> [What to work on]
Type out the material below exactly.

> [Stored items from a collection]
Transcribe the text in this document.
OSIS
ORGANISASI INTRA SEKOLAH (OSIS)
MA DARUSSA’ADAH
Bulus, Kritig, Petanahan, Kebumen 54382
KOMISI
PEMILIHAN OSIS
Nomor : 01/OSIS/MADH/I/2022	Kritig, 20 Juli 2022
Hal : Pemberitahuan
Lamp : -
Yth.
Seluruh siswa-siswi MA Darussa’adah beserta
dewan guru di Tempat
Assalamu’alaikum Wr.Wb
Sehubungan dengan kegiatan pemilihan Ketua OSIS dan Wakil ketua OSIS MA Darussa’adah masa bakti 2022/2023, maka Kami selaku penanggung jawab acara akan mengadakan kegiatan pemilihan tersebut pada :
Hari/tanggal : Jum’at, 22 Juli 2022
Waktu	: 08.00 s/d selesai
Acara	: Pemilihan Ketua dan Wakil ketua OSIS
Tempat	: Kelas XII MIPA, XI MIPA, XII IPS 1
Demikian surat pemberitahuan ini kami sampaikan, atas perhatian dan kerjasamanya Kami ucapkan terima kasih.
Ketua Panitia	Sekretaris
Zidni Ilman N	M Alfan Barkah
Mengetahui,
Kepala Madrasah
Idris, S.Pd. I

> [Response to the task]
Transcribe the text in this document.
OSIS
ORGANISASI INTRA SEKOLAH (OSIS)
MA DARUSSA’ADAH
Bulus, Kritig, Petanahan, Kebumen 54382
KOMISI
PEMILIHAN OSIS
Nomor : 01/OSIS/MADH/I/2022	Kritig, 20 Juli 2022
Hal : Pemberitahuan
Lamp : -
Yth.
Seluruh siswa-siswi MA Darussa’adah beserta
dewan guru di Tempat
Assalamu’alaikum Wr.Wb
Sehubungan dengan kegiatan pemilihan Ketua OSIS dan Wakil ketua OSIS MA Darussa’adah masa bakti 2022/2023, maka Kami selaku penanggung jawab acara akan mengadakan kegiatan pemilihan tersebut pada :
Hari/tanggal : Jum’at, 22 Juli 2022
Waktu	: 08.00 s/d selesai
Acara	: Pemilihan Ketua dan Wakil ketua OSIS
Tempat	: Kelas XII MIPA, XI MIPA, XII IPS 1
Demikian surat pemberitahuan ini kami sampaikan, atas perhatian dan kerjasamanya Kami ucapkan terima kasih.
Ketua Panitia	Sekretaris
Zidni Ilman N	M Alfan Barkah
Mengetahui,
Kepala Madrasah
Idris, S.Pd. I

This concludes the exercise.